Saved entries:
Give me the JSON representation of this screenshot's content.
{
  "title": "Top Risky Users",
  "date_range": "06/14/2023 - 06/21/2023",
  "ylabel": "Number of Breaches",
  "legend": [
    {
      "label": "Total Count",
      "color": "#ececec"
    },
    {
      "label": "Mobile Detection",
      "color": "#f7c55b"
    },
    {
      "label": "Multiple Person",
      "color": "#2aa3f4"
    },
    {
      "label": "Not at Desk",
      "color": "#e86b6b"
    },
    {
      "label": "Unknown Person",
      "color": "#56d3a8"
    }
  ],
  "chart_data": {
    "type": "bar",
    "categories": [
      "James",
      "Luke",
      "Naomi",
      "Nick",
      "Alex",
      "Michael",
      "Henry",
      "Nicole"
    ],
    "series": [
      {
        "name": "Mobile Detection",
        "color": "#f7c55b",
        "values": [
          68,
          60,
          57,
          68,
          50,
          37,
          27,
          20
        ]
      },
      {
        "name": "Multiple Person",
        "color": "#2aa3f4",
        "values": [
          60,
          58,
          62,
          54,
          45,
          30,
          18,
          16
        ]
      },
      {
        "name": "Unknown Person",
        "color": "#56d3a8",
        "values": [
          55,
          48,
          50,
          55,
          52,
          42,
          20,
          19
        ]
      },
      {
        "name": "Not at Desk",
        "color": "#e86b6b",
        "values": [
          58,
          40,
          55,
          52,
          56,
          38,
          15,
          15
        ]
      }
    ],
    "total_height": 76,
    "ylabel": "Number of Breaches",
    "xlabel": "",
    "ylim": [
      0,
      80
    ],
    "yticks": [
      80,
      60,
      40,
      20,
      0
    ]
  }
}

• **Task requirements**: Working from the material above, retype it in its entirety without change.

• **Output of the exercise**:
Give me the JSON representation of this screenshot's content.
{
  "title": "Top Risky Users",
  "date_range": "06/14/2023 - 06/21/2023",
  "ylabel": "Number of Breaches",
  "legend": [
    {
      "label": "Total Count",
      "color": "#ececec"
    },
    {
      "label": "Mobile Detection",
      "color": "#f7c55b"
    },
    {
      "label": "Multiple Person",
      "color": "#2aa3f4"
    },
    {
      "label": "Not at Desk",
      "color": "#e86b6b"
    },
    {
      "label": "Unknown Person",
      "color": "#56d3a8"
    }
  ],
  "chart_data": {
    "type": "bar",
    "categories": [
      "James",
      "Luke",
      "Naomi",
      "Nick",
      "Alex",
      "Michael",
      "Henry",
      "Nicole"
    ],
    "series": [
      {
        "name": "Mobile Detection",
        "color": "#f7c55b",
        "values": [
          68,
          60,
          57,
          68,
          50,
          37,
          27,
          20
        ]
      },
      {
        "name": "Multiple Person",
        "color": "#2aa3f4",
        "values": [
          60,
          58,
          62,
          54,
          45,
          30,
          18,
          16
        ]
      },
      {
        "name": "Unknown Person",
        "color": "#56d3a8",
        "values": [
          55,
          48,
          50,
          55,
          52,
          42,
          20,
          19
        ]
      },
      {
        "name": "Not at Desk",
        "color": "#e86b6b",
        "values": [
          58,
          40,
          55,
          52,
          56,
          38,
          15,
          15
        ]
      }
    ],
    "total_height": 76,
    "ylabel": "Number of Breaches",
    "xlabel": "",
    "ylim": [
      0,
      80
    ],
    "yticks": [
      80,
      60,
      40,
      20,
      0
    ]
  }
}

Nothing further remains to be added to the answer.